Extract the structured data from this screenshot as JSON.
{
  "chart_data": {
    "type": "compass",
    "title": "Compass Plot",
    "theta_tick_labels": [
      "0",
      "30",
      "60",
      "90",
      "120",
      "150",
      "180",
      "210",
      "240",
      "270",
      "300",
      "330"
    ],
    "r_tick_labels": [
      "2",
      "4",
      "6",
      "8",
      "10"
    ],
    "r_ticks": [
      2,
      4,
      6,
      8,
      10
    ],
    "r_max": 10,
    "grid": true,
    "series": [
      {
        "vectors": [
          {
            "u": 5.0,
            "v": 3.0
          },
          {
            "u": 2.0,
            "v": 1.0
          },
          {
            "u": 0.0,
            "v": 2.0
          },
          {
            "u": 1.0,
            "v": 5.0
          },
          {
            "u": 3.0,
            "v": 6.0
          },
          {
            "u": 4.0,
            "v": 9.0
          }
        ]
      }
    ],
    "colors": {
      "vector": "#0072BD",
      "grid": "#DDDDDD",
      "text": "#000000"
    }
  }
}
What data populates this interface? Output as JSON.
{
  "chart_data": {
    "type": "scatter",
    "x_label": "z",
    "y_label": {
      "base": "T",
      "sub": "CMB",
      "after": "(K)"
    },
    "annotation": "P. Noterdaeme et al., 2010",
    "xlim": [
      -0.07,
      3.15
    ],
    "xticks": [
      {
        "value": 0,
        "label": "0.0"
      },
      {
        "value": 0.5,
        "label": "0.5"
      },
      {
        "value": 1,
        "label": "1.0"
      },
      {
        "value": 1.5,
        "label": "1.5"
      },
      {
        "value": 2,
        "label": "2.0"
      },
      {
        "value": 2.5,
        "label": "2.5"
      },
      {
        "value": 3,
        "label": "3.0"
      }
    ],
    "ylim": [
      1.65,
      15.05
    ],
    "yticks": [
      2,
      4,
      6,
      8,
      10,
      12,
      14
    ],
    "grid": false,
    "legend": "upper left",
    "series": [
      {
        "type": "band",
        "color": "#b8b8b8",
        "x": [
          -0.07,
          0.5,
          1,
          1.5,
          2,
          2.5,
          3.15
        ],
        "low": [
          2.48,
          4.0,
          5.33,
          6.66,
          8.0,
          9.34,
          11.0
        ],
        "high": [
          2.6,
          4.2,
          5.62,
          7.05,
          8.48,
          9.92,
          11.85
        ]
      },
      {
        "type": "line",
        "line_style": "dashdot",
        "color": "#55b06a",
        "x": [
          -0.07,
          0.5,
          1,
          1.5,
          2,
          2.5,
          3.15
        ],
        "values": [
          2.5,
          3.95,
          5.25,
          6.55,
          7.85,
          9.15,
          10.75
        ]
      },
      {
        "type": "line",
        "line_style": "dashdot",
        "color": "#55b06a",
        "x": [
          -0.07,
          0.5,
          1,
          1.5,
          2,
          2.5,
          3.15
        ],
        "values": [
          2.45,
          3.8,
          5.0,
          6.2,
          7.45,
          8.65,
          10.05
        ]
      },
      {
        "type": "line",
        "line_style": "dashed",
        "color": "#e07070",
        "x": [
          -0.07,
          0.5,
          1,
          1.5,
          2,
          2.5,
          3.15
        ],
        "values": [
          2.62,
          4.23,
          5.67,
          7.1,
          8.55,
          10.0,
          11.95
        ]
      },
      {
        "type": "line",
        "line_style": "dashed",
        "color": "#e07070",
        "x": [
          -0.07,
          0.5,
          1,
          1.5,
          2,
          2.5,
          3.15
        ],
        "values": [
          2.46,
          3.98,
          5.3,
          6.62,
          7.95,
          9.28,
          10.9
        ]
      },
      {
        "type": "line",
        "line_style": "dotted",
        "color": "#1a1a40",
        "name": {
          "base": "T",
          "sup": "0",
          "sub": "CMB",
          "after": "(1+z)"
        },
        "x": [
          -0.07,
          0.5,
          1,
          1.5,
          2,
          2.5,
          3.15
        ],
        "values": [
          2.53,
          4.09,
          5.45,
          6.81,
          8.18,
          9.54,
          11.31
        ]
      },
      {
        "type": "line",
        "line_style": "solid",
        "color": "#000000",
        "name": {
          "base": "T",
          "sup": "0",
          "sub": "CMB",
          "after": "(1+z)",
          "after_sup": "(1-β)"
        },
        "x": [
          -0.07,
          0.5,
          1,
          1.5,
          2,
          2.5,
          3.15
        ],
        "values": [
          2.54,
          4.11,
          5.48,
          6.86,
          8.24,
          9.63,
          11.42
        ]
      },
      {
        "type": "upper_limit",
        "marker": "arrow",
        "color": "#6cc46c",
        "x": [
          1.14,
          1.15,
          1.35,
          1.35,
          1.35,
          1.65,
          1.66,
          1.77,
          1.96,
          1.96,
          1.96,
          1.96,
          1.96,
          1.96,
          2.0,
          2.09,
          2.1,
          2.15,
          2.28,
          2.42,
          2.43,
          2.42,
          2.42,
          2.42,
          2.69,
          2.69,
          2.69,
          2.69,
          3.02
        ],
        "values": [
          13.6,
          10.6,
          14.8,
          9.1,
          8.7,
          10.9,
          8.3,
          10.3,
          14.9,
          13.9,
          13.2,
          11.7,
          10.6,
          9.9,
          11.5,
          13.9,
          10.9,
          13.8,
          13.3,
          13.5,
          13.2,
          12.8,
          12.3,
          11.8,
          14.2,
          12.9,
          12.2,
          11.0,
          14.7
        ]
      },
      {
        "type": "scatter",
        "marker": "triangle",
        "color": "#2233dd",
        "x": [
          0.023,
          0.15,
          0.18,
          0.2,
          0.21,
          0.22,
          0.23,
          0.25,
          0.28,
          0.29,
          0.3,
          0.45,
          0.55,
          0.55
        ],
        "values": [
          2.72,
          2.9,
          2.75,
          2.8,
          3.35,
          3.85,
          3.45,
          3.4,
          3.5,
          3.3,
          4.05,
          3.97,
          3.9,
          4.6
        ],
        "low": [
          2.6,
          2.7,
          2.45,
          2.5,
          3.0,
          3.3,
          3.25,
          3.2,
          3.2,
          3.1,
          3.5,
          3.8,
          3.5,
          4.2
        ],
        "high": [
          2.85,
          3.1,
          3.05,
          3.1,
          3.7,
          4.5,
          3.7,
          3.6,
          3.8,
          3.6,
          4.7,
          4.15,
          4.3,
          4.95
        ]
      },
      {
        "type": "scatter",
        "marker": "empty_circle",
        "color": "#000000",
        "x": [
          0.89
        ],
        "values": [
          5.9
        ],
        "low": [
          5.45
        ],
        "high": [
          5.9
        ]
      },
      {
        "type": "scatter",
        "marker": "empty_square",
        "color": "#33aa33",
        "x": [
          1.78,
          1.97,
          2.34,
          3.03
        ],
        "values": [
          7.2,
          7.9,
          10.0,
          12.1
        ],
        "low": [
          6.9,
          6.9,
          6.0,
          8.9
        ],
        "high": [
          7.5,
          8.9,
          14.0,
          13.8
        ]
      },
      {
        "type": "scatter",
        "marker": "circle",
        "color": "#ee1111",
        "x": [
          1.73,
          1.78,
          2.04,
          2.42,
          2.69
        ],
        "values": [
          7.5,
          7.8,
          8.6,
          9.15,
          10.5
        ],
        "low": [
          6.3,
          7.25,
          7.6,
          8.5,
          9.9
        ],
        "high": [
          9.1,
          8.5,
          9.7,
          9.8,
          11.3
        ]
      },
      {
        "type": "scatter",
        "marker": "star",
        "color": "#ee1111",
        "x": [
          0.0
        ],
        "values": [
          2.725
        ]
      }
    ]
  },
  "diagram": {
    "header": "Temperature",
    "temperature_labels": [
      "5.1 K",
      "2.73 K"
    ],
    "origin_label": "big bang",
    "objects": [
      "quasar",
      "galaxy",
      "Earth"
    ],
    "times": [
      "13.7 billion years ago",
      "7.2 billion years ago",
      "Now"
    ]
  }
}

What to do:
Give the listing above again, word for word.

Result of the exercise:
Extract the structured data from this screenshot as JSON.
{
  "chart_data": {
    "type": "compass",
    "title": "Compass Plot",
    "theta_tick_labels": [
      "0",
      "30",
      "60",
      "90",
      "120",
      "150",
      "180",
      "210",
      "240",
      "270",
      "300",
      "330"
    ],
    "r_tick_labels": [
      "2",
      "4",
      "6",
      "8",
      "10"
    ],
    "r_ticks": [
      2,
      4,
      6,
      8,
      10
    ],
    "r_max": 10,
    "grid": true,
    "series": [
      {
        "vectors": [
          {
            "u": 5.0,
            "v": 3.0
          },
          {
            "u": 2.0,
            "v": 1.0
          },
          {
            "u": 0.0,
            "v": 2.0
          },
          {
            "u": 1.0,
            "v": 5.0
          },
          {
            "u": 3.0,
            "v": 6.0
          },
          {
            "u": 4.0,
            "v": 9.0
          }
        ]
      }
    ],
    "colors": {
      "vector": "#0072BD",
      "grid": "#DDDDDD",
      "text": "#000000"
    }
  }
}
What data populates this interface? Output as JSON.
{
  "chart_data": {
    "type": "scatter",
    "x_label": "z",
    "y_label": {
      "base": "T",
      "sub": "CMB",
      "after": "(K)"
    },
    "annotation": "P. Noterdaeme et al., 2010",
    "xlim": [
      -0.07,
      3.15
    ],
    "xticks": [
      {
        "value": 0,
        "label": "0.0"
      },
      {
        "value": 0.5,
        "label": "0.5"
      },
      {
        "value": 1,
        "label": "1.0"
      },
      {
        "value": 1.5,
        "label": "1.5"
      },
      {
        "value": 2,
        "label": "2.0"
      },
      {
        "value": 2.5,
        "label": "2.5"
      },
      {
        "value": 3,
        "label": "3.0"
      }
    ],
    "ylim": [
      1.65,
      15.05
    ],
    "yticks": [
      2,
      4,
      6,
      8,
      10,
      12,
      14
    ],
    "grid": false,
    "legend": "upper left",
    "series": [
      {
        "type": "band",
        "color": "#b8b8b8",
        "x": [
          -0.07,
          0.5,
          1,
          1.5,
          2,
          2.5,
          3.15
        ],
        "low": [
          2.48,
          4.0,
          5.33,
          6.66,
          8.0,
          9.34,
          11.0
        ],
        "high": [
          2.6,
          4.2,
          5.62,
          7.05,
          8.48,
          9.92,
          11.85
        ]
      },
      {
        "type": "line",
        "line_style": "dashdot",
        "color": "#55b06a",
        "x": [
          -0.07,
          0.5,
          1,
          1.5,
          2,
          2.5,
          3.15
        ],
        "values": [
          2.5,
          3.95,
          5.25,
          6.55,
          7.85,
          9.15,
          10.75
        ]
      },
      {
        "type": "line",
        "line_style": "dashdot",
        "color": "#55b06a",
        "x": [
          -0.07,
          0.5,
          1,
          1.5,
          2,
          2.5,
          3.15
        ],
        "values": [
          2.45,
          3.8,
          5.0,
          6.2,
          7.45,
          8.65,
          10.05
        ]
      },
      {
        "type": "line",
        "line_style": "dashed",
        "color": "#e07070",
        "x": [
          -0.07,
          0.5,
          1,
          1.5,
          2,
          2.5,
          3.15
        ],
        "values": [
          2.62,
          4.23,
          5.67,
          7.1,
          8.55,
          10.0,
          11.95
        ]
      },
      {
        "type": "line",
        "line_style": "dashed",
        "color": "#e07070",
        "x": [
          -0.07,
          0.5,
          1,
          1.5,
          2,
          2.5,
          3.15
        ],
        "values": [
          2.46,
          3.98,
          5.3,
          6.62,
          7.95,
          9.28,
          10.9
        ]
      },
      {
        "type": "line",
        "line_style": "dotted",
        "color": "#1a1a40",
        "name": {
          "base": "T",
          "sup": "0",
          "sub": "CMB",
          "after": "(1+z)"
        },
        "x": [
          -0.07,
          0.5,
          1,
          1.5,
          2,
          2.5,
          3.15
        ],
        "values": [
          2.53,
          4.09,
          5.45,
          6.81,
          8.18,
          9.54,
          11.31
        ]
      },
      {
        "type": "line",
        "line_style": "solid",
        "color": "#000000",
        "name": {
          "base": "T",
          "sup": "0",
          "sub": "CMB",
          "after": "(1+z)",
          "after_sup": "(1-β)"
        },
        "x": [
          -0.07,
          0.5,
          1,
          1.5,
          2,
          2.5,
          3.15
        ],
        "values": [
          2.54,
          4.11,
          5.48,
          6.86,
          8.24,
          9.63,
          11.42
        ]
      },
      {
        "type": "upper_limit",
        "marker": "arrow",
        "color": "#6cc46c",
        "x": [
          1.14,
          1.15,
          1.35,
          1.35,
          1.35,
          1.65,
          1.66,
          1.77,
          1.96,
          1.96,
          1.96,
          1.96,
          1.96,
          1.96,
          2.0,
          2.09,
          2.1,
          2.15,
          2.28,
          2.42,
          2.43,
          2.42,
          2.42,
          2.42,
          2.69,
          2.69,
          2.69,
          2.69,
          3.02
        ],
        "values": [
          13.6,
          10.6,
          14.8,
          9.1,
          8.7,
          10.9,
          8.3,
          10.3,
          14.9,
          13.9,
          13.2,
          11.7,
          10.6,
          9.9,
          11.5,
          13.9,
          10.9,
          13.8,
          13.3,
          13.5,
          13.2,
          12.8,
          12.3,
          11.8,
          14.2,
          12.9,
          12.2,
          11.0,
          14.7
        ]
      },
      {
        "type": "scatter",
        "marker": "triangle",
        "color": "#2233dd",
        "x": [
          0.023,
          0.15,
          0.18,
          0.2,
          0.21,
          0.22,
          0.23,
          0.25,
          0.28,
          0.29,
          0.3,
          0.45,
          0.55,
          0.55
        ],
        "values": [
          2.72,
          2.9,
          2.75,
          2.8,
          3.35,
          3.85,
          3.45,
          3.4,
          3.5,
          3.3,
          4.05,
          3.97,
          3.9,
          4.6
        ],
        "low": [
          2.6,
          2.7,
          2.45,
          2.5,
          3.0,
          3.3,
          3.25,
          3.2,
          3.2,
          3.1,
          3.5,
          3.8,
          3.5,
          4.2
        ],
        "high": [
          2.85,
          3.1,
          3.05,
          3.1,
          3.7,
          4.5,
          3.7,
          3.6,
          3.8,
          3.6,
          4.7,
          4.15,
          4.3,
          4.95
        ]
      },
      {
        "type": "scatter",
        "marker": "empty_circle",
        "color": "#000000",
        "x": [
          0.89
        ],
        "values": [
          5.9
        ],
        "low": [
          5.45
        ],
        "high": [
          5.9
        ]
      },
      {
        "type": "scatter",
        "marker": "empty_square",
        "color": "#33aa33",
        "x": [
          1.78,
          1.97,
          2.34,
          3.03
        ],
        "values": [
          7.2,
          7.9,
          10.0,
          12.1
        ],
        "low": [
          6.9,
          6.9,
          6.0,
          8.9
        ],
        "high": [
          7.5,
          8.9,
          14.0,
          13.8
        ]
      },
      {
        "type": "scatter",
        "marker": "circle",
        "color": "#ee1111",
        "x": [
          1.73,
          1.78,
          2.04,
          2.42,
          2.69
        ],
        "values": [
          7.5,
          7.8,
          8.6,
          9.15,
          10.5
        ],
        "low": [
          6.3,
          7.25,
          7.6,
          8.5,
          9.9
        ],
        "high": [
          9.1,
          8.5,
          9.7,
          9.8,
          11.3
        ]
      },
      {
        "type": "scatter",
        "marker": "star",
        "color": "#ee1111",
        "x": [
          0.0
        ],
        "values": [
          2.725
        ]
      }
    ]
  },
  "diagram": {
    "header": "Temperature",
    "temperature_labels": [
      "5.1 K",
      "2.73 K"
    ],
    "origin_label": "big bang",
    "objects": [
      "quasar",
      "galaxy",
      "Earth"
    ],
    "times": [
      "13.7 billion years ago",
      "7.2 billion years ago",
      "Now"
    ]
  }
}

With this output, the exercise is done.